### Records to process
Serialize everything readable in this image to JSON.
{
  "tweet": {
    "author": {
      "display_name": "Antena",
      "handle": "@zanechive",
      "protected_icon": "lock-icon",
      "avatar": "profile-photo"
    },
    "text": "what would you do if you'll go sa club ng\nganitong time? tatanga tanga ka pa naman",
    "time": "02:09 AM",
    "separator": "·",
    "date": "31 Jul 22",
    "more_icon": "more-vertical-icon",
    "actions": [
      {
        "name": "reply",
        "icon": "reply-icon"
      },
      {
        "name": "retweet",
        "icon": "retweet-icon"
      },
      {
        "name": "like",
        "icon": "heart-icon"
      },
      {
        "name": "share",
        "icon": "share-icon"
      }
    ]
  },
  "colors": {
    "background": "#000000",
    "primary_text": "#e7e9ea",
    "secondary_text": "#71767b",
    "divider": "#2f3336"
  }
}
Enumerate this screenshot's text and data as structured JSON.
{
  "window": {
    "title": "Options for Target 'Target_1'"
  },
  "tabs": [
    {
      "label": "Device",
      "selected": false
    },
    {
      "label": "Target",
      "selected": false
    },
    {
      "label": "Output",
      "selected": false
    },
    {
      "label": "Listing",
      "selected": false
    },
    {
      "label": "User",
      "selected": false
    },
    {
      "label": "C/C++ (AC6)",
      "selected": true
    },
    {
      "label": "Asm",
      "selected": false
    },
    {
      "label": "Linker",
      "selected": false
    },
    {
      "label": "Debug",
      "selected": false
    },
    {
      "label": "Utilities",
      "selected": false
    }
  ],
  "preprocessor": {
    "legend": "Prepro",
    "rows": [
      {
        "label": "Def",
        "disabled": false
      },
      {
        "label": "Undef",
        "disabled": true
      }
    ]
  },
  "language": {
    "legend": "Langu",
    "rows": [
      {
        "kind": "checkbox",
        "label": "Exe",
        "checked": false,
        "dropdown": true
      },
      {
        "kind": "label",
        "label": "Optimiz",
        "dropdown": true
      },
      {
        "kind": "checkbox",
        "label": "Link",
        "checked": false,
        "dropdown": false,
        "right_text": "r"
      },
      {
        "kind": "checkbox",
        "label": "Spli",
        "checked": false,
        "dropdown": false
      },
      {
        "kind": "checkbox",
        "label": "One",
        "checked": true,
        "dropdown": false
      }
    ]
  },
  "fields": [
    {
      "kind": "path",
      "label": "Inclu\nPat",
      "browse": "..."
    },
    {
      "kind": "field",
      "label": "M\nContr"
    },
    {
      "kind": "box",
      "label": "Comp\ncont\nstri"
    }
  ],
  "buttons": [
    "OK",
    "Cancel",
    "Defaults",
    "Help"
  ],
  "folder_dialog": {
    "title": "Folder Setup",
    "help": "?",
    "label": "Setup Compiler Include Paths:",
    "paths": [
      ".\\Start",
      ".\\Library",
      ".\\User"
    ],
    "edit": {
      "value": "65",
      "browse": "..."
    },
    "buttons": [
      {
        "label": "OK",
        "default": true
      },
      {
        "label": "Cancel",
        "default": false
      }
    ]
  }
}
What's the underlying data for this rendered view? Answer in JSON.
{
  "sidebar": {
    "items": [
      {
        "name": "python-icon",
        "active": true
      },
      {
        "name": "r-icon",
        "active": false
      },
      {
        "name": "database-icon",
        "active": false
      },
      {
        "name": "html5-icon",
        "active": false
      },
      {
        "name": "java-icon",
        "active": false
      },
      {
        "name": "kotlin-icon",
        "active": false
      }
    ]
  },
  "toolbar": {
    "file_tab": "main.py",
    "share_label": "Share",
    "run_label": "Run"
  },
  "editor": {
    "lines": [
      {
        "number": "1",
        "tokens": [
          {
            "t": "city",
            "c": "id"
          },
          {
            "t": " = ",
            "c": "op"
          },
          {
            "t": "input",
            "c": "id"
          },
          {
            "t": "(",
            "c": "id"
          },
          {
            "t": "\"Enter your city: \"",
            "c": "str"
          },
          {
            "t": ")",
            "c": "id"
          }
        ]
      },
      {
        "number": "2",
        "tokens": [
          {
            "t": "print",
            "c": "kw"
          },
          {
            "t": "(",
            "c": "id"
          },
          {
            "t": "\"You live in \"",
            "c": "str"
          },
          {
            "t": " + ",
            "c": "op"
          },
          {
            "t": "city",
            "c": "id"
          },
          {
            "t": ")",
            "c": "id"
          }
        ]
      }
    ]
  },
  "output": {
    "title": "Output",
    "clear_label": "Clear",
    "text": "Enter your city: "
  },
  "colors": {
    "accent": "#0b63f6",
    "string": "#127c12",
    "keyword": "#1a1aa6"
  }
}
######
§ **What the exercise asks**
Repeat all of the records above exactly as they appear.

§ **Solution for this task**
Serialize everything readable in this image to JSON.
{
  "tweet": {
    "author": {
      "display_name": "Antena",
      "handle": "@zanechive",
      "protected_icon": "lock-icon",
      "avatar": "profile-photo"
    },
    "text": "what would you do if you'll go sa club ng\nganitong time? tatanga tanga ka pa naman",
    "time": "02:09 AM",
    "separator": "·",
    "date": "31 Jul 22",
    "more_icon": "more-vertical-icon",
    "actions": [
      {
        "name": "reply",
        "icon": "reply-icon"
      },
      {
        "name": "retweet",
        "icon": "retweet-icon"
      },
      {
        "name": "like",
        "icon": "heart-icon"
      },
      {
        "name": "share",
        "icon": "share-icon"
      }
    ]
  },
  "colors": {
    "background": "#000000",
    "primary_text": "#e7e9ea",
    "secondary_text": "#71767b",
    "divider": "#2f3336"
  }
}
Enumerate this screenshot's text and data as structured JSON.
{
  "window": {
    "title": "Options for Target 'Target_1'"
  },
  "tabs": [
    {
      "label": "Device",
      "selected": false
    },
    {
      "label": "Target",
      "selected": false
    },
    {
      "label": "Output",
      "selected": false
    },
    {
      "label": "Listing",
      "selected": false
    },
    {
      "label": "User",
      "selected": false
    },
    {
      "label": "C/C++ (AC6)",
      "selected": true
    },
    {
      "label": "Asm",
      "selected": false
    },
    {
      "label": "Linker",
      "selected": false
    },
    {
      "label": "Debug",
      "selected": false
    },
    {
      "label": "Utilities",
      "selected": false
    }
  ],
  "preprocessor": {
    "legend": "Prepro",
    "rows": [
      {
        "label": "Def",
        "disabled": false
      },
      {
        "label": "Undef",
        "disabled": true
      }
    ]
  },
  "language": {
    "legend": "Langu",
    "rows": [
      {
        "kind": "checkbox",
        "label": "Exe",
        "checked": false,
        "dropdown": true
      },
      {
        "kind": "label",
        "label": "Optimiz",
        "dropdown": true
      },
      {
        "kind": "checkbox",
        "label": "Link",
        "checked": false,
        "dropdown": false,
        "right_text": "r"
      },
      {
        "kind": "checkbox",
        "label": "Spli",
        "checked": false,
        "dropdown": false
      },
      {
        "kind": "checkbox",
        "label": "One",
        "checked": true,
        "dropdown": false
      }
    ]
  },
  "fields": [
    {
      "kind": "path",
      "label": "Inclu\nPat",
      "browse": "..."
    },
    {
      "kind": "field",
      "label": "M\nContr"
    },
    {
      "kind": "box",
      "label": "Comp\ncont\nstri"
    }
  ],
  "buttons": [
    "OK",
    "Cancel",
    "Defaults",
    "Help"
  ],
  "folder_dialog": {
    "title": "Folder Setup",
    "help": "?",
    "label": "Setup Compiler Include Paths:",
    "paths": [
      ".\\Start",
      ".\\Library",
      ".\\User"
    ],
    "edit": {
      "value": "65",
      "browse": "..."
    },
    "buttons": [
      {
        "label": "OK",
        "default": true
      },
      {
        "label": "Cancel",
        "default": false
      }
    ]
  }
}
What's the underlying data for this rendered view? Answer in JSON.
{
  "sidebar": {
    "items": [
      {
        "name": "python-icon",
        "active": true
      },
      {
        "name": "r-icon",
        "active": false
      },
      {
        "name": "database-icon",
        "active": false
      },
      {
        "name": "html5-icon",
        "active": false
      },
      {
        "name": "java-icon",
        "active": false
      },
      {
        "name": "kotlin-icon",
        "active": false
      }
    ]
  },
  "toolbar": {
    "file_tab": "main.py",
    "share_label": "Share",
    "run_label": "Run"
  },
  "editor": {
    "lines": [
      {
        "number": "1",
        "tokens": [
          {
            "t": "city",
            "c": "id"
          },
          {
            "t": " = ",
            "c": "op"
          },
          {
            "t": "input",
            "c": "id"
          },
          {
            "t": "(",
            "c": "id"
          },
          {
            "t": "\"Enter your city: \"",
            "c": "str"
          },
          {
            "t": ")",
            "c": "id"
          }
        ]
      },
      {
        "number": "2",
        "tokens": [
          {
            "t": "print",
            "c": "kw"
          },
          {
            "t": "(",
            "c": "id"
          },
          {
            "t": "\"You live in \"",
            "c": "str"
          },
          {
            "t": " + ",
            "c": "op"
          },
          {
            "t": "city",
            "c": "id"
          },
          {
            "t": ")",
            "c": "id"
          }
        ]
      }
    ]
  },
  "output": {
    "title": "Output",
    "clear_label": "Clear",
    "text": "Enter your city: "
  },
  "colors": {
    "accent": "#0b63f6",
    "string": "#127c12",
    "keyword": "#1a1aa6"
  }
}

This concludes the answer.